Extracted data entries
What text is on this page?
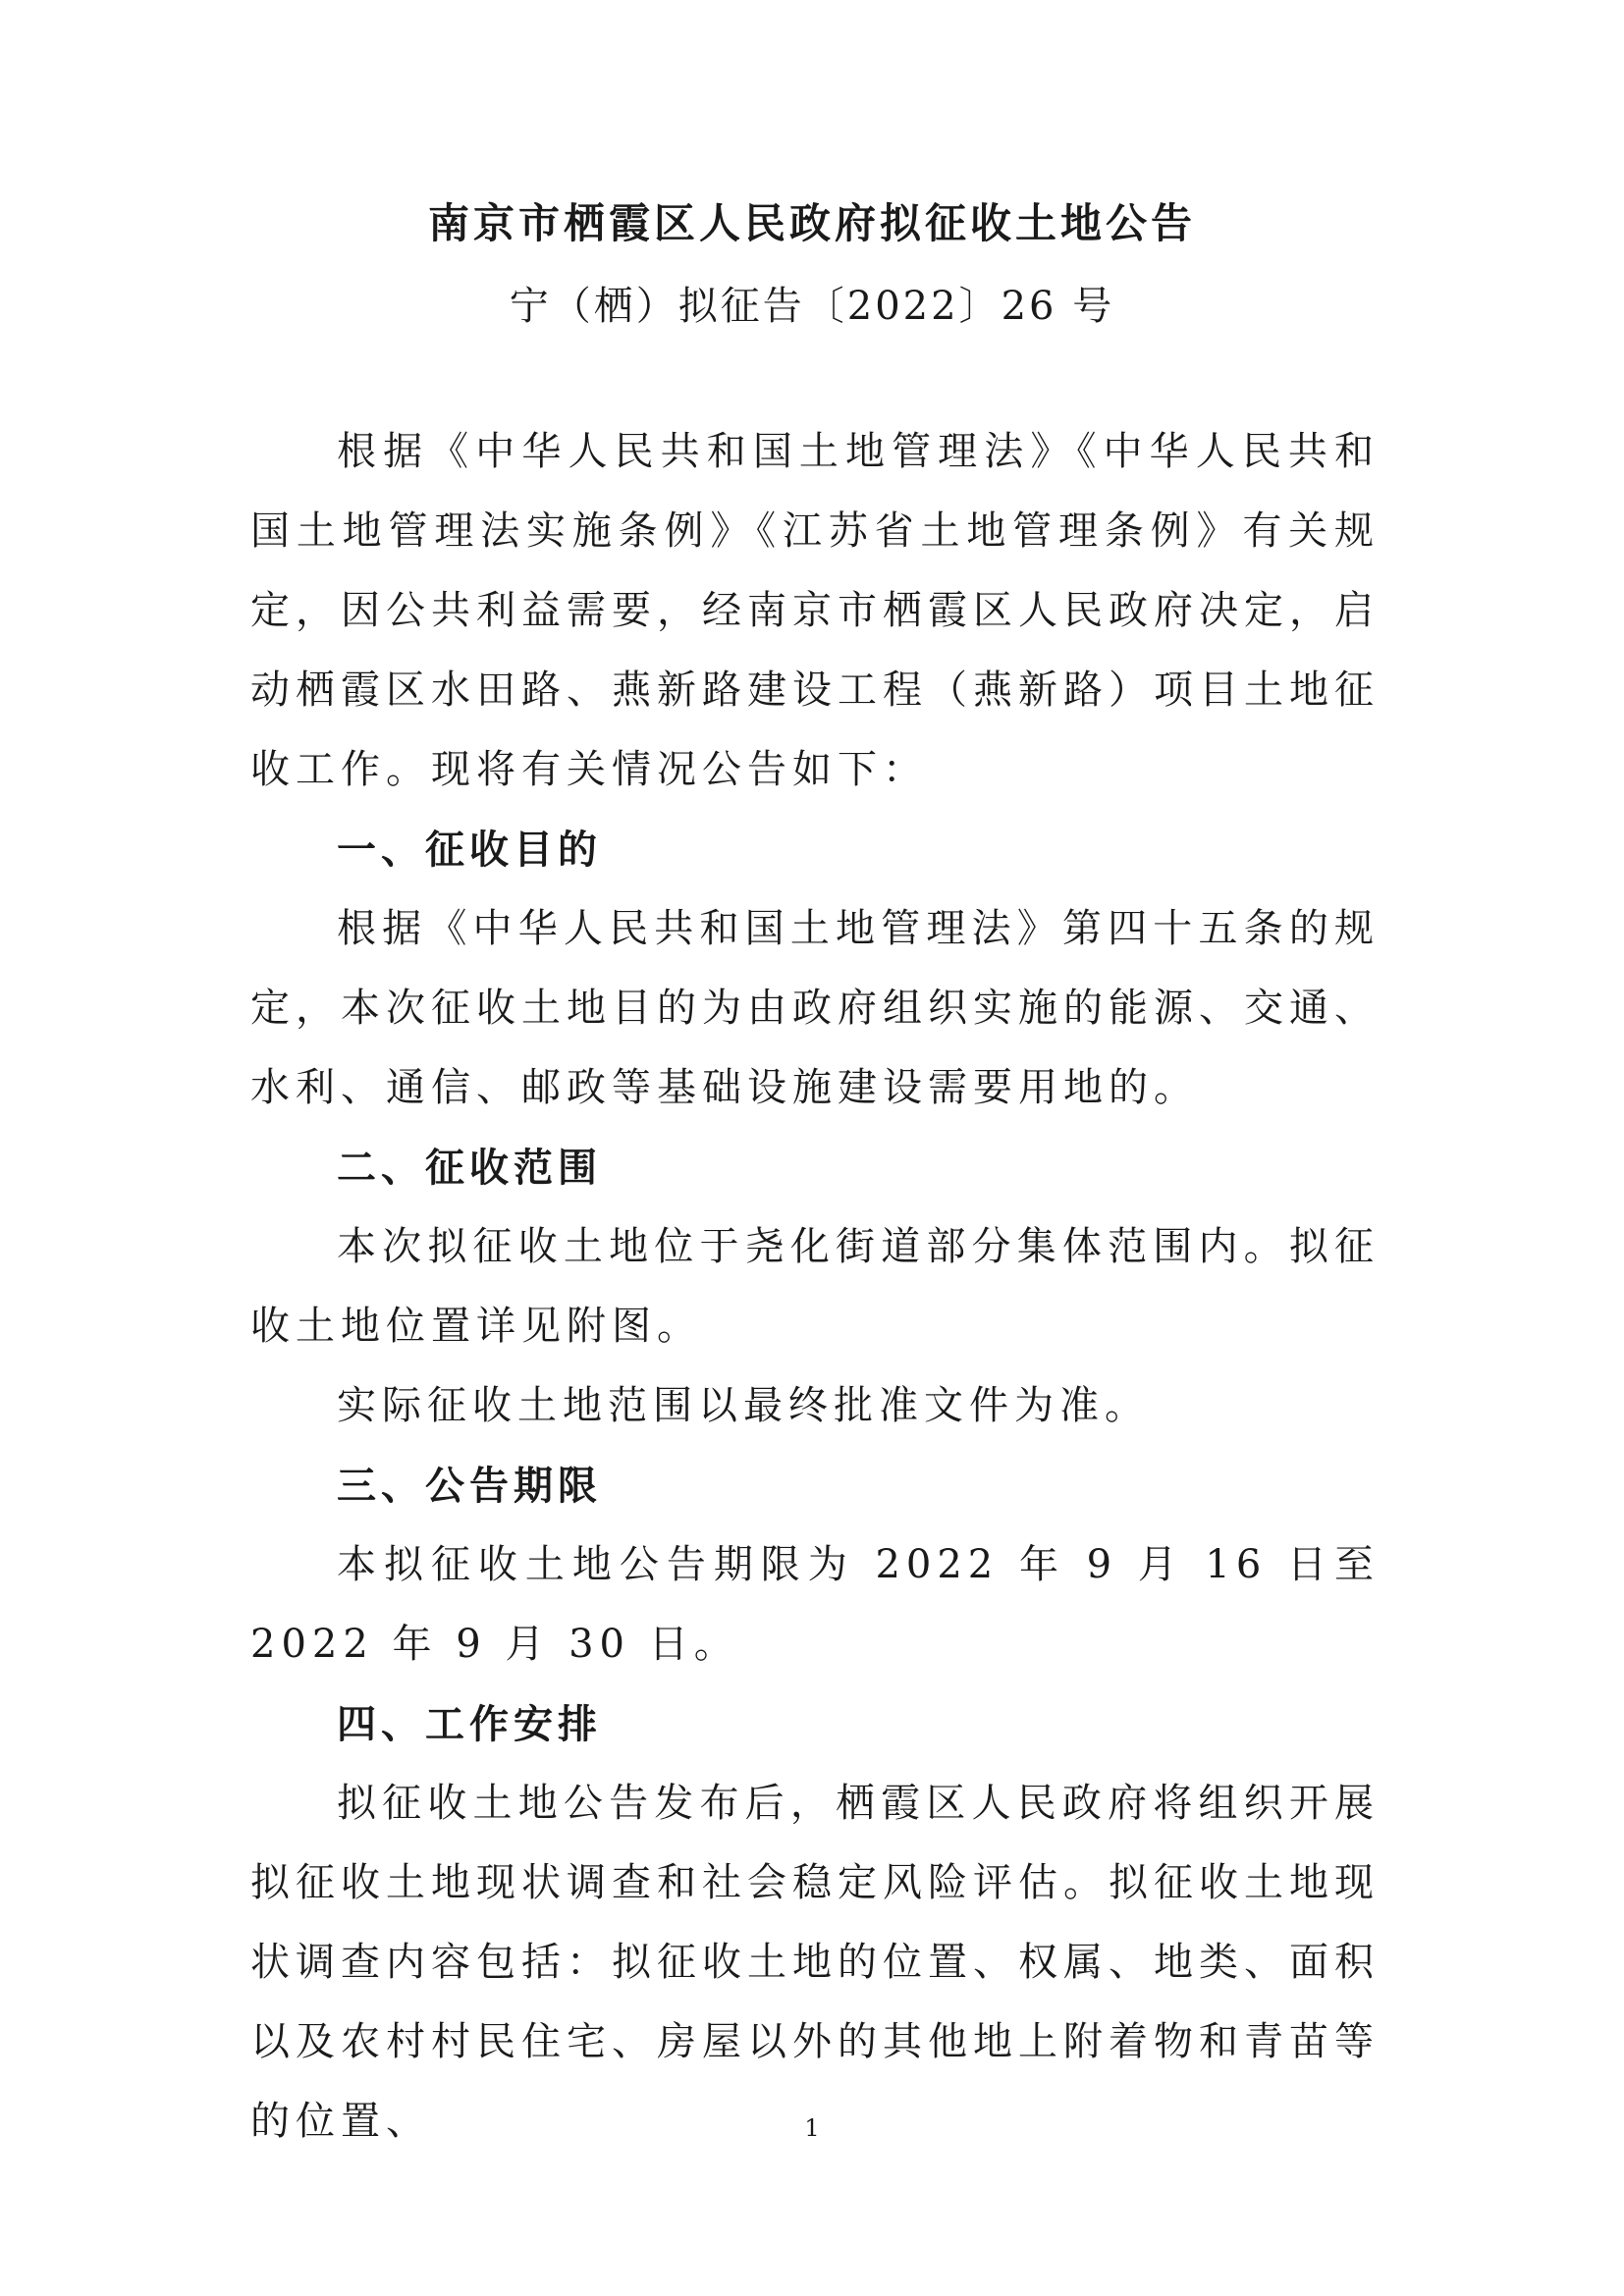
南京市栖霞区人民政府拟征收土地公告
宁（栖）拟征告〔2022〕26 号

根据《中华人民共和国土地管理法》《中华人民共和国土地管理法实施条例》《江苏省土地管理条例》有关规定，因公共利益需要，经南京市栖霞区人民政府决定，启动栖霞区水田路、燕新路建设工程（燕新路）项目土地征收工作。现将有关情况公告如下：

一、征收目的

根据《中华人民共和国土地管理法》第四十五条的规定，本次征收土地目的为由政府组织实施的能源、交通、水利、通信、邮政等基础设施建设需要用地的。

二、征收范围

本次拟征收土地位于尧化街道部分集体范围内。拟征收土地位置详见附图。

实际征收土地范围以最终批准文件为准。

三、公告期限

本拟征收土地公告期限为 2022 年 9 月 16 日至 2022 年 9 月 30 日。

四、工作安排

拟征收土地公告发布后，栖霞区人民政府将组织开展拟征收土地现状调查和社会稳定风险评估。拟征收土地现状调查内容包括：拟征收土地的位置、权属、地类、面积以及农村村民住宅、房屋以外的其他地上附着物和青苗等的位置、	1
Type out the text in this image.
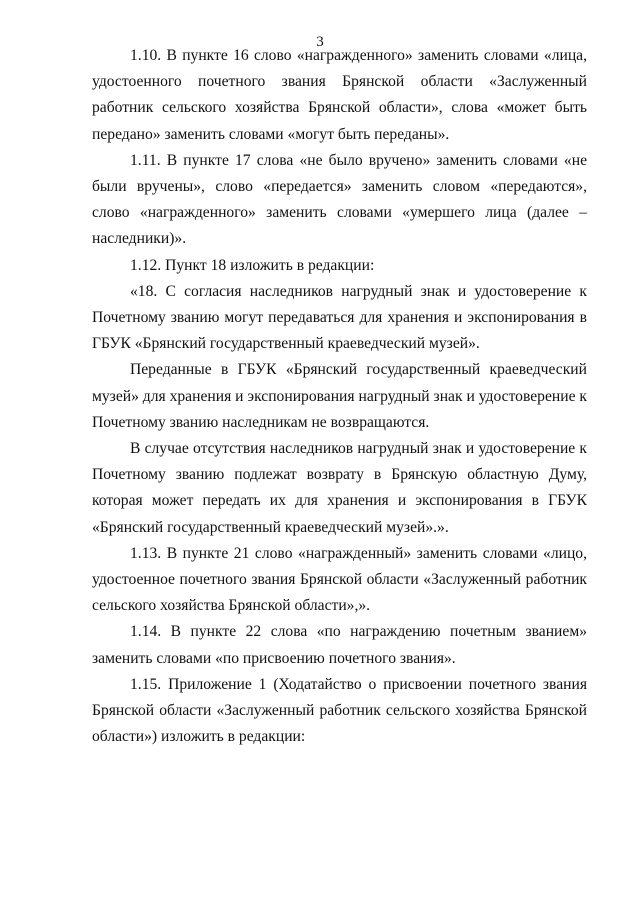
3

1.10. В пункте 16 слово «награжденного» заменить словами «лица, удостоенного почетного звания Брянской области «Заслуженный работник сельского хозяйства Брянской области», слова «может быть передано» заменить словами «могут быть переданы».

1.11. В пункте 17 слова «не было вручено» заменить словами «не были вручены», слово «передается» заменить словом «передаются», слово «награжденного» заменить словами «умершего лица (далее – наследники)».

1.12. Пункт 18 изложить в редакции:

«18. С согласия наследников нагрудный знак и удостоверение к Почетному званию могут передаваться для хранения и экспонирования в ГБУК «Брянский государственный краеведческий музей».

Переданные в ГБУК «Брянский государственный краеведческий музей» для хранения и экспонирования нагрудный знак и удостоверение к Почетному званию наследникам не возвращаются.

В случае отсутствия наследников нагрудный знак и удостоверение к Почетному званию подлежат возврату в Брянскую областную Думу, которая может передать их для хранения и экспонирования в ГБУК «Брянский государственный краеведческий музей».».

1.13. В пункте 21 слово «награжденный» заменить словами «лицо, удостоенное почетного звания Брянской области «Заслуженный работник сельского хозяйства Брянской области»,».

1.14. В пункте 22 слова «по награждению почетным званием» заменить словами «по присвоению почетного звания».

1.15. Приложение 1 (Ходатайство о присвоении почетного звания Брянской области «Заслуженный работник сельского хозяйства Брянской области») изложить в редакции:
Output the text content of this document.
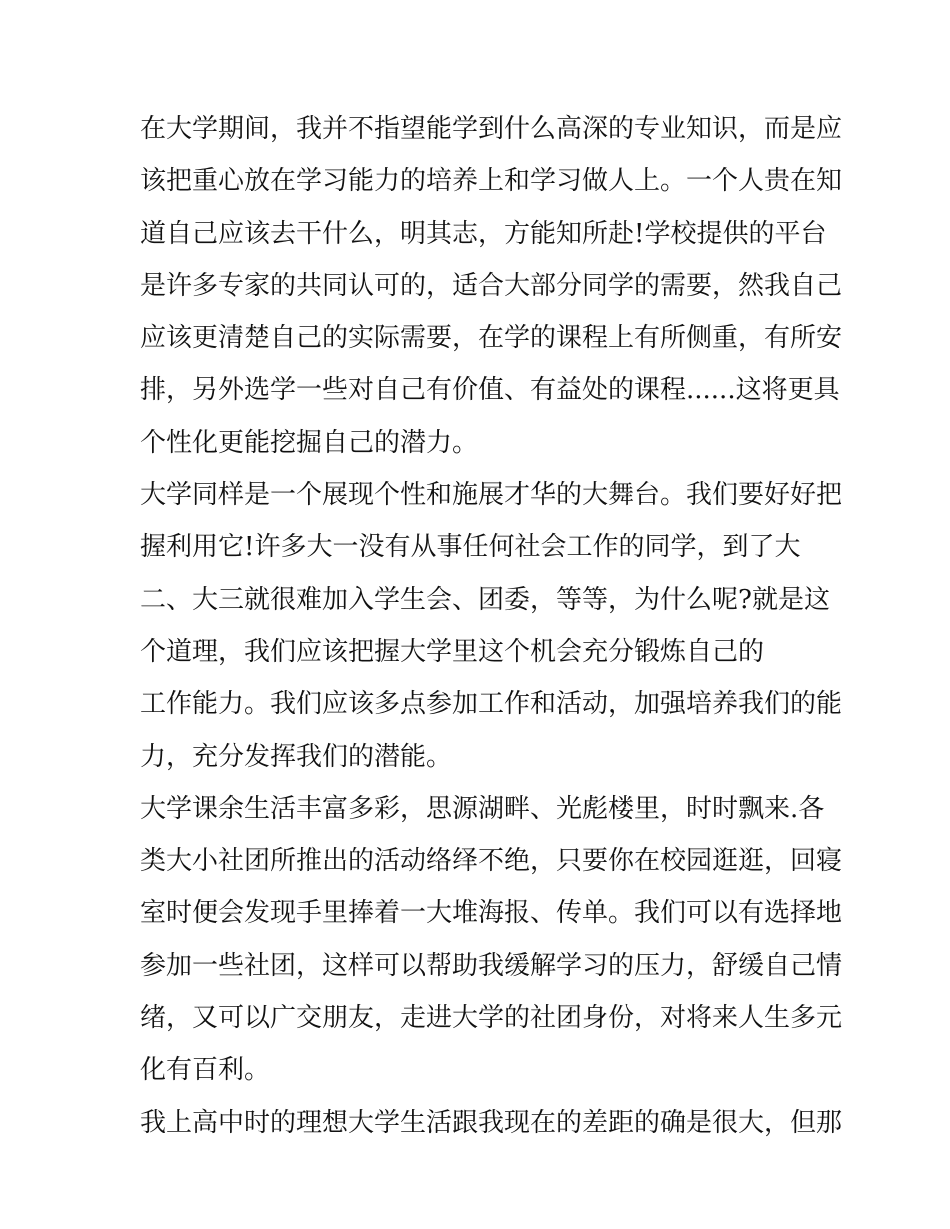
在大学期间，我并不指望能学到什么高深的专业知识，而是应
该把重心放在学习能力的培养上和学习做人上。一个人贵在知
道自己应该去干什么，明其志，方能知所赴!学校提供的平台
是许多专家的共同认可的，适合大部分同学的需要，然我自己
应该更清楚自己的实际需要，在学的课程上有所侧重，有所安
排，另外选学一些对自己有价值、有益处的课程......这将更具
个性化更能挖掘自己的潜力。
大学同样是一个展现个性和施展才华的大舞台。我们要好好把
握利用它!许多大一没有从事任何社会工作的同学，到了大
二、大三就很难加入学生会、团委，等等，为什么呢?就是这
个道理，我们应该把握大学里这个机会充分锻炼自己的
工作能力。我们应该多点参加工作和活动，加强培养我们的能
力，充分发挥我们的潜能。
大学课余生活丰富多彩，思源湖畔、光彪楼里，时时飘来.各
类大小社团所推出的活动络绎不绝，只要你在校园逛逛，回寝
室时便会发现手里捧着一大堆海报、传单。我们可以有选择地
参加一些社团，这样可以帮助我缓解学习的压力，舒缓自己情
绪，又可以广交朋友，走进大学的社团身份，对将来人生多元
化有百利。
我上高中时的理想大学生活跟我现在的差距的确是很大，但那
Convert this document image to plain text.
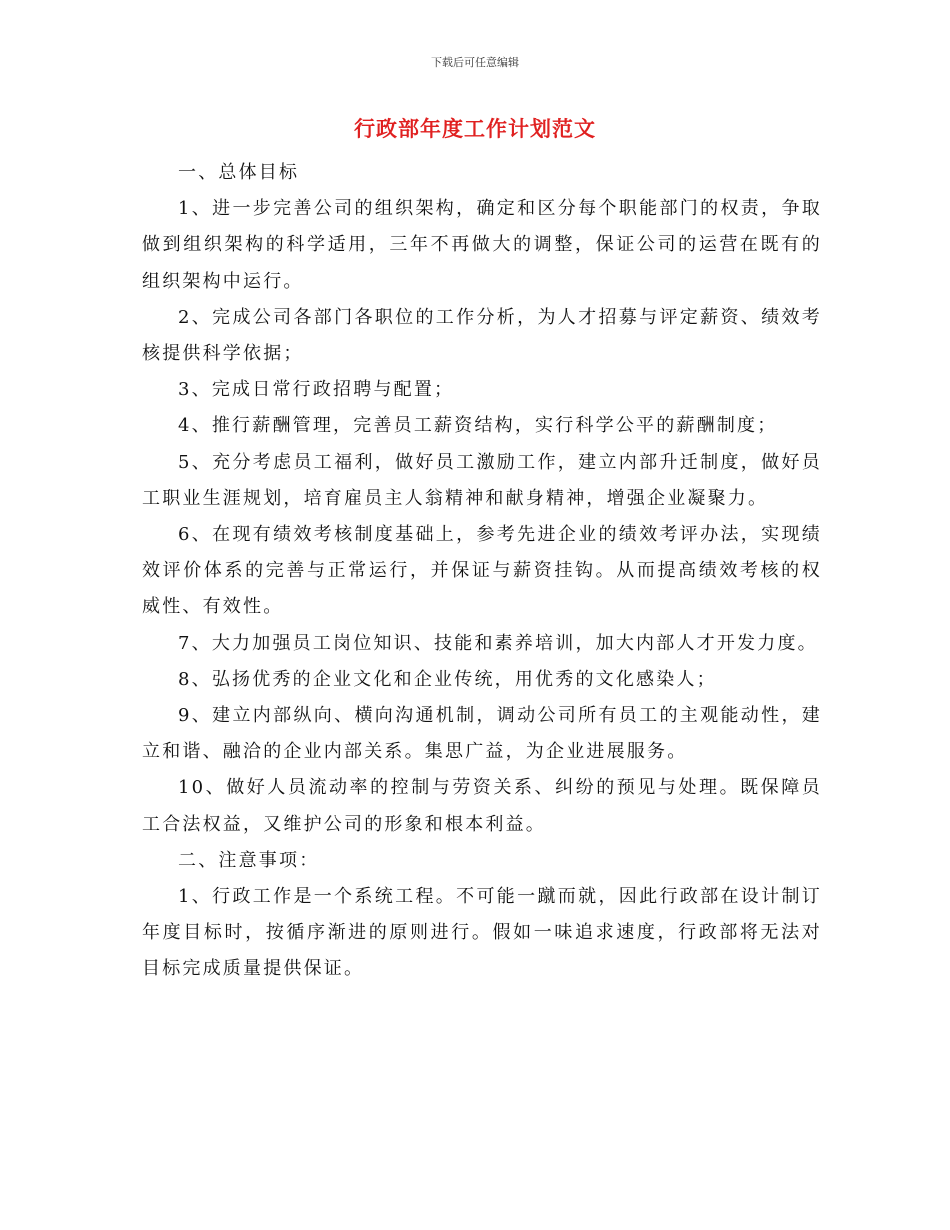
下载后可任意编辑
行政部年度工作计划范文

一、总体目标

1、进一步完善公司的组织架构，确定和区分每个职能部门的权责，争取做到组织架构的科学适用，三年不再做大的调整，保证公司的运营在既有的组织架构中运行。

2、完成公司各部门各职位的工作分析，为人才招募与评定薪资、绩效考核提供科学依据；

3、完成日常行政招聘与配置；

4、推行薪酬管理，完善员工薪资结构，实行科学公平的薪酬制度；

5、充分考虑员工福利，做好员工激励工作，建立内部升迁制度，做好员工职业生涯规划，培育雇员主人翁精神和献身精神，增强企业凝聚力。

6、在现有绩效考核制度基础上，参考先进企业的绩效考评办法，实现绩效评价体系的完善与正常运行，并保证与薪资挂钩。从而提高绩效考核的权威性、有效性。

7、大力加强员工岗位知识、技能和素养培训，加大内部人才开发力度。

8、弘扬优秀的企业文化和企业传统，用优秀的文化感染人；

9、建立内部纵向、横向沟通机制，调动公司所有员工的主观能动性，建立和谐、融洽的企业内部关系。集思广益，为企业进展服务。

10、做好人员流动率的控制与劳资关系、纠纷的预见与处理。既保障员工合法权益，又维护公司的形象和根本利益。

二、注意事项：

1、行政工作是一个系统工程。不可能一蹴而就，因此行政部在设计制订年度目标时，按循序渐进的原则进行。假如一味追求速度，行政部将无法对目标完成质量提供保证。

◆ Task description
All preceding records should be duplicated verbatim, images excepted.

◆ Task solution
What text is on this page?
南京市栖霞区人民政府拟征收土地公告
宁（栖）拟征告〔2022〕26 号

根据《中华人民共和国土地管理法》《中华人民共和国土地管理法实施条例》《江苏省土地管理条例》有关规定，因公共利益需要，经南京市栖霞区人民政府决定，启动栖霞区水田路、燕新路建设工程（燕新路）项目土地征收工作。现将有关情况公告如下：

一、征收目的

根据《中华人民共和国土地管理法》第四十五条的规定，本次征收土地目的为由政府组织实施的能源、交通、水利、通信、邮政等基础设施建设需要用地的。

二、征收范围

本次拟征收土地位于尧化街道部分集体范围内。拟征收土地位置详见附图。

实际征收土地范围以最终批准文件为准。

三、公告期限

本拟征收土地公告期限为 2022 年 9 月 16 日至 2022 年 9 月 30 日。

四、工作安排

拟征收土地公告发布后，栖霞区人民政府将组织开展拟征收土地现状调查和社会稳定风险评估。拟征收土地现状调查内容包括：拟征收土地的位置、权属、地类、面积以及农村村民住宅、房屋以外的其他地上附着物和青苗等的位置、	1
Type out the text in this image.
3

1.10. В пункте 16 слово «награжденного» заменить словами «лица, удостоенного почетного звания Брянской области «Заслуженный работник сельского хозяйства Брянской области», слова «может быть передано» заменить словами «могут быть переданы».

1.11. В пункте 17 слова «не было вручено» заменить словами «не были вручены», слово «передается» заменить словом «передаются», слово «награжденного» заменить словами «умершего лица (далее – наследники)».

1.12. Пункт 18 изложить в редакции:

«18. С согласия наследников нагрудный знак и удостоверение к Почетному званию могут передаваться для хранения и экспонирования в ГБУК «Брянский государственный краеведческий музей».

Переданные в ГБУК «Брянский государственный краеведческий музей» для хранения и экспонирования нагрудный знак и удостоверение к Почетному званию наследникам не возвращаются.

В случае отсутствия наследников нагрудный знак и удостоверение к Почетному званию подлежат возврату в Брянскую областную Думу, которая может передать их для хранения и экспонирования в ГБУК «Брянский государственный краеведческий музей».».

1.13. В пункте 21 слово «награжденный» заменить словами «лицо, удостоенное почетного звания Брянской области «Заслуженный работник сельского хозяйства Брянской области»,».

1.14. В пункте 22 слова «по награждению почетным званием» заменить словами «по присвоению почетного звания».

1.15. Приложение 1 (Ходатайство о присвоении почетного звания Брянской области «Заслуженный работник сельского хозяйства Брянской области») изложить в редакции:
Output the text content of this document.
在大学期间，我并不指望能学到什么高深的专业知识，而是应
该把重心放在学习能力的培养上和学习做人上。一个人贵在知
道自己应该去干什么，明其志，方能知所赴!学校提供的平台
是许多专家的共同认可的，适合大部分同学的需要，然我自己
应该更清楚自己的实际需要，在学的课程上有所侧重，有所安
排，另外选学一些对自己有价值、有益处的课程......这将更具
个性化更能挖掘自己的潜力。
大学同样是一个展现个性和施展才华的大舞台。我们要好好把
握利用它!许多大一没有从事任何社会工作的同学，到了大
二、大三就很难加入学生会、团委，等等，为什么呢?就是这
个道理，我们应该把握大学里这个机会充分锻炼自己的
工作能力。我们应该多点参加工作和活动，加强培养我们的能
力，充分发挥我们的潜能。
大学课余生活丰富多彩，思源湖畔、光彪楼里，时时飘来.各
类大小社团所推出的活动络绎不绝，只要你在校园逛逛，回寝
室时便会发现手里捧着一大堆海报、传单。我们可以有选择地
参加一些社团，这样可以帮助我缓解学习的压力，舒缓自己情
绪，又可以广交朋友，走进大学的社团身份，对将来人生多元
化有百利。
我上高中时的理想大学生活跟我现在的差距的确是很大，但那
Convert this document image to plain text.
下载后可任意编辑
行政部年度工作计划范文

一、总体目标

1、进一步完善公司的组织架构，确定和区分每个职能部门的权责，争取做到组织架构的科学适用，三年不再做大的调整，保证公司的运营在既有的组织架构中运行。

2、完成公司各部门各职位的工作分析，为人才招募与评定薪资、绩效考核提供科学依据；

3、完成日常行政招聘与配置；

4、推行薪酬管理，完善员工薪资结构，实行科学公平的薪酬制度；

5、充分考虑员工福利，做好员工激励工作，建立内部升迁制度，做好员工职业生涯规划，培育雇员主人翁精神和献身精神，增强企业凝聚力。

6、在现有绩效考核制度基础上，参考先进企业的绩效考评办法，实现绩效评价体系的完善与正常运行，并保证与薪资挂钩。从而提高绩效考核的权威性、有效性。

7、大力加强员工岗位知识、技能和素养培训，加大内部人才开发力度。

8、弘扬优秀的企业文化和企业传统，用优秀的文化感染人；

9、建立内部纵向、横向沟通机制，调动公司所有员工的主观能动性，建立和谐、融洽的企业内部关系。集思广益，为企业进展服务。

10、做好人员流动率的控制与劳资关系、纠纷的预见与处理。既保障员工合法权益，又维护公司的形象和根本利益。

二、注意事项：

1、行政工作是一个系统工程。不可能一蹴而就，因此行政部在设计制订年度目标时，按循序渐进的原则进行。假如一味追求速度，行政部将无法对目标完成质量提供保证。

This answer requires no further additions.